> **AIM**
List each line of the data that holds the string "Chaînes".

Data records

··········

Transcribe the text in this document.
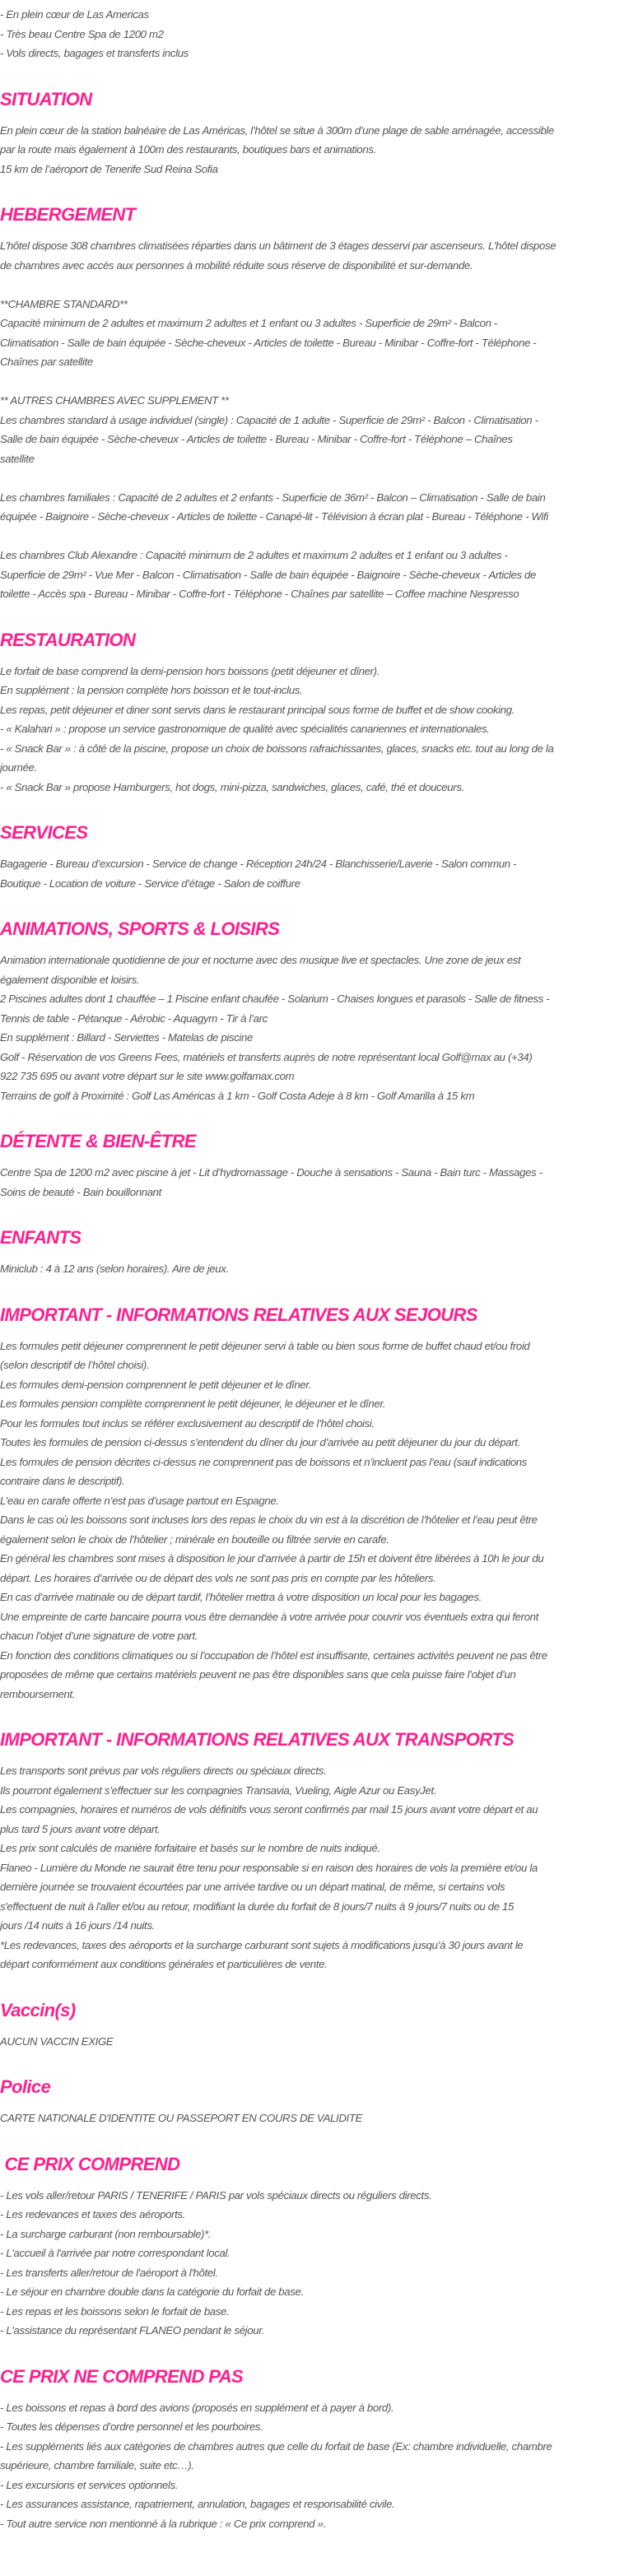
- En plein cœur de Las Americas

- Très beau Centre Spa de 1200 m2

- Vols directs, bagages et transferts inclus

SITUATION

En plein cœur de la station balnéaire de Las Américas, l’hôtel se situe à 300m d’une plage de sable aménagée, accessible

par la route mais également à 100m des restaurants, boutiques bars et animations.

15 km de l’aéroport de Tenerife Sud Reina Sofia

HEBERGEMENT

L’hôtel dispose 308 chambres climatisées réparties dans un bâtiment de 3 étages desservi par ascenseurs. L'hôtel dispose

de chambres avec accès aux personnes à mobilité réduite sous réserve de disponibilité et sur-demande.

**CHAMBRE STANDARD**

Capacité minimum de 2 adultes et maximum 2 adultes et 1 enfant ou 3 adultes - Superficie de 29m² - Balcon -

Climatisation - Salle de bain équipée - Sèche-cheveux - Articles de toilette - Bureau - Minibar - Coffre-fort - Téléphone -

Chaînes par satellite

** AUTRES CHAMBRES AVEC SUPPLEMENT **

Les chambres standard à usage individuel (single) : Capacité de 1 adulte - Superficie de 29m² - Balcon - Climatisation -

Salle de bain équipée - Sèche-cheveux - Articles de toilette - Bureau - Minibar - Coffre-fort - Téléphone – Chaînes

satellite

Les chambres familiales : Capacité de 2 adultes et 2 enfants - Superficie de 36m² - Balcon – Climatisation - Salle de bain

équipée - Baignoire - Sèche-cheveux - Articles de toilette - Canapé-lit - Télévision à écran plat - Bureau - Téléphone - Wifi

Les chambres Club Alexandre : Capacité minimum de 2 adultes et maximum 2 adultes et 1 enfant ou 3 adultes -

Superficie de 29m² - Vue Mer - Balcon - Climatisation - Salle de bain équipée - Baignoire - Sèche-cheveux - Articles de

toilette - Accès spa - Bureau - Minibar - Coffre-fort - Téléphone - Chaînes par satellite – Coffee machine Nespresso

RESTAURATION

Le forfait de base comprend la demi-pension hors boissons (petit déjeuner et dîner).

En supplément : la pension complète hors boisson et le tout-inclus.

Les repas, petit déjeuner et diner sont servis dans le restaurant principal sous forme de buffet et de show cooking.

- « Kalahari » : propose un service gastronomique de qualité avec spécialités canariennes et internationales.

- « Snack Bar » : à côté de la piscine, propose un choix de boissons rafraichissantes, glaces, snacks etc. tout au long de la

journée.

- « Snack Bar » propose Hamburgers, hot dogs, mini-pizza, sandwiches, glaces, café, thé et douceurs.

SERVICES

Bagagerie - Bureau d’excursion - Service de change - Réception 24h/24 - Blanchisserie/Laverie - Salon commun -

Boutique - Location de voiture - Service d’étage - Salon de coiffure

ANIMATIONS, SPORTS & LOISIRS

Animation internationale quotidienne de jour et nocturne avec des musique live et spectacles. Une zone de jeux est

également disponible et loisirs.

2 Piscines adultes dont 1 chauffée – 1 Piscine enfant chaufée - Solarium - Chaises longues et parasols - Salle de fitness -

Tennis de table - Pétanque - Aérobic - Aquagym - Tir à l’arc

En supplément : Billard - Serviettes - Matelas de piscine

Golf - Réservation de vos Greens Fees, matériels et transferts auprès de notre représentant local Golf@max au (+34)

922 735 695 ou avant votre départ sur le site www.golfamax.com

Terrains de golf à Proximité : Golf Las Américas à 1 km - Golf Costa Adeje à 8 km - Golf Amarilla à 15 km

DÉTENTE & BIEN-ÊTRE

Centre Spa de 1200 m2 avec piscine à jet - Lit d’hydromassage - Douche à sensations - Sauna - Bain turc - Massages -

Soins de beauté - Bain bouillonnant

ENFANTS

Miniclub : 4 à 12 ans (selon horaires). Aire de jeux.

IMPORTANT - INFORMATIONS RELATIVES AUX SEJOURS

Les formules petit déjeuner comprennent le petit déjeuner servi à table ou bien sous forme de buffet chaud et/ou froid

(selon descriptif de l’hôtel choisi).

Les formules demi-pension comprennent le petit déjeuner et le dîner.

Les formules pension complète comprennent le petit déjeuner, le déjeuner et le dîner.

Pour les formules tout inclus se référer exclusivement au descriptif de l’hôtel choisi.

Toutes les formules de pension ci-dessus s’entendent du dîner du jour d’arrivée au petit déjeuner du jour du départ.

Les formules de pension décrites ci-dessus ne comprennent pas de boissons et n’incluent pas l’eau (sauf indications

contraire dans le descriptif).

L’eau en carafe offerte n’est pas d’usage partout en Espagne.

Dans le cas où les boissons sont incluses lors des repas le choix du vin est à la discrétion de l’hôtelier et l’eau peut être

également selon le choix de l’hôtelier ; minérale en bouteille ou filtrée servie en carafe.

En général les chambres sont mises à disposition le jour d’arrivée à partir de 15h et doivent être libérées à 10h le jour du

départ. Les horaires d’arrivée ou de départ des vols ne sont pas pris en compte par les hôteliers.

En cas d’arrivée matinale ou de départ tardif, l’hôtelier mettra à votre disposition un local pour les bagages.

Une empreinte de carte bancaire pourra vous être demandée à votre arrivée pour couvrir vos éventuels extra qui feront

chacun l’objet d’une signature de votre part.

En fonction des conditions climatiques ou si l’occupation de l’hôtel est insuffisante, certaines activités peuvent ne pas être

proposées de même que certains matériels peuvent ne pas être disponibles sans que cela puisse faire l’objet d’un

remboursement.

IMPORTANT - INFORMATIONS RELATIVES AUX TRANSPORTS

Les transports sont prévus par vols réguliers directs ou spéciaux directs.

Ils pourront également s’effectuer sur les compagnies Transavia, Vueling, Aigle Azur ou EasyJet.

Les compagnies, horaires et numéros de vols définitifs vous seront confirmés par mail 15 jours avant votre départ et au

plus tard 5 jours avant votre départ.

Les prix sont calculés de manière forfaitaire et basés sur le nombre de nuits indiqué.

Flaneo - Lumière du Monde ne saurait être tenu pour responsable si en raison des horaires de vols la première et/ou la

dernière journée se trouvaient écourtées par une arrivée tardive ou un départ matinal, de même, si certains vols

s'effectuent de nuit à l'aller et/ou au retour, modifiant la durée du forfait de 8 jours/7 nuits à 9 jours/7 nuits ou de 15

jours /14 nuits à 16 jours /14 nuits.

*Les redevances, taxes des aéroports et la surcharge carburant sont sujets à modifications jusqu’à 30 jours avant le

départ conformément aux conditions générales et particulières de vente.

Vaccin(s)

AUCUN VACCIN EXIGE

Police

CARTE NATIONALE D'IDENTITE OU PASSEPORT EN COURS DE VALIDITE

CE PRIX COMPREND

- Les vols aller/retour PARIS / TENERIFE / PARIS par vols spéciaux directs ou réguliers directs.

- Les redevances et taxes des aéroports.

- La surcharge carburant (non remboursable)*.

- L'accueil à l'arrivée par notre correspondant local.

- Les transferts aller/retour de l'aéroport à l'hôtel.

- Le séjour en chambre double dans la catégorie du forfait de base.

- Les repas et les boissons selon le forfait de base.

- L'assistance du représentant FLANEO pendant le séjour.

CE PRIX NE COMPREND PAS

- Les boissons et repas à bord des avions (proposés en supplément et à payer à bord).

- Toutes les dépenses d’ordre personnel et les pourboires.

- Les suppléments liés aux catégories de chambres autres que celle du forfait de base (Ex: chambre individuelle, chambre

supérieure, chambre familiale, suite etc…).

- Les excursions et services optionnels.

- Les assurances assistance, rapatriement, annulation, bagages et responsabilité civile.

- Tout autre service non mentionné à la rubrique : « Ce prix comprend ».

··········

> **TASK SOLUTION**
Chaînes par satellite
Salle de bain équipée - Sèche-cheveux - Articles de toilette - Bureau - Minibar - Coffre-fort - Téléphone – Chaînes
toilette - Accès spa - Bureau - Minibar - Coffre-fort - Téléphone - Chaînes par satellite – Coffee machine Nespresso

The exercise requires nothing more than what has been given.